Stated problem
Below are the records. Gather each line that holds "COVID".
[BEGIN Data extract]
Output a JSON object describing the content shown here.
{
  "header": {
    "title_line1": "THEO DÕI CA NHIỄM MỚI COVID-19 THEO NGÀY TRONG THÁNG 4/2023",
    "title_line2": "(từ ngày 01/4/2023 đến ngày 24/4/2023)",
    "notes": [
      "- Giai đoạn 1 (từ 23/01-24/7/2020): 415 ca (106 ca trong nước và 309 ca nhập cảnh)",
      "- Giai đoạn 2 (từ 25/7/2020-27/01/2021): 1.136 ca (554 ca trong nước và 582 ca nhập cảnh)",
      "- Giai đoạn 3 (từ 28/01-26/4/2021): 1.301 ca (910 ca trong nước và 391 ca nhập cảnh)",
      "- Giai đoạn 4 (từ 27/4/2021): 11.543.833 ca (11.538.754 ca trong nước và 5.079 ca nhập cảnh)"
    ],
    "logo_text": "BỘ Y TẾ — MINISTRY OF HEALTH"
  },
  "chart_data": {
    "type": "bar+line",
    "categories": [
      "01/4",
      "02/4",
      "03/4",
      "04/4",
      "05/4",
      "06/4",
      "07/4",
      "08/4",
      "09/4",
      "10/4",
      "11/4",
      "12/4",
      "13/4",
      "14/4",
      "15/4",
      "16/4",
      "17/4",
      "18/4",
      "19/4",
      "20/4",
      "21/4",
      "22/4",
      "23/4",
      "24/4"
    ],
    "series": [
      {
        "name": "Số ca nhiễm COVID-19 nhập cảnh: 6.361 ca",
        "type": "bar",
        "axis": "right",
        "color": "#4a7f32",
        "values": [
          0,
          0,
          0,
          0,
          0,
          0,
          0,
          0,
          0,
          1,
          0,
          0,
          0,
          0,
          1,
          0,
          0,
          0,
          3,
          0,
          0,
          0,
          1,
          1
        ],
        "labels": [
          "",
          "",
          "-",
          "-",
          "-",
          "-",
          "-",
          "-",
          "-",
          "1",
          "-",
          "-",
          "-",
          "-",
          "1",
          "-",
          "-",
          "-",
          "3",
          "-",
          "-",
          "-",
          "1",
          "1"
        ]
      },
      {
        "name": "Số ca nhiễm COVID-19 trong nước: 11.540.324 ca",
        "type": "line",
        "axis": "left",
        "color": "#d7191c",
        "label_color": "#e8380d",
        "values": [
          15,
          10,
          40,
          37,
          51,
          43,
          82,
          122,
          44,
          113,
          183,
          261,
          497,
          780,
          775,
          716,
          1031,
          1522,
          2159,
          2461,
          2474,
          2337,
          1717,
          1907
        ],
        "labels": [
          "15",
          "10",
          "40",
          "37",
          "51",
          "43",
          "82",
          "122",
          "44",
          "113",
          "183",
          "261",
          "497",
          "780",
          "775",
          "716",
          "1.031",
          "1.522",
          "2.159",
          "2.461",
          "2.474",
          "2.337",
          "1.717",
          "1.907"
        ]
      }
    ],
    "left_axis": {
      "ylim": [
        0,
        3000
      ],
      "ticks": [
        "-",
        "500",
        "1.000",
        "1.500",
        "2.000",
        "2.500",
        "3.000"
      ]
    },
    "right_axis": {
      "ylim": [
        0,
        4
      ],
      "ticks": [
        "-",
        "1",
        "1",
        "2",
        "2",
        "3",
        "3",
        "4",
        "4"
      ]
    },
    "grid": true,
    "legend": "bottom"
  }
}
[END Data extract]
Correct result
    "title_line1": "THEO DÕI CA NHIỄM MỚI COVID-19 THEO NGÀY TRONG THÁNG 4/2023",
        "name": "Số ca nhiễm COVID-19 nhập cảnh: 6.361 ca",
        "name": "Số ca nhiễm COVID-19 trong nước: 11.540.324 ca",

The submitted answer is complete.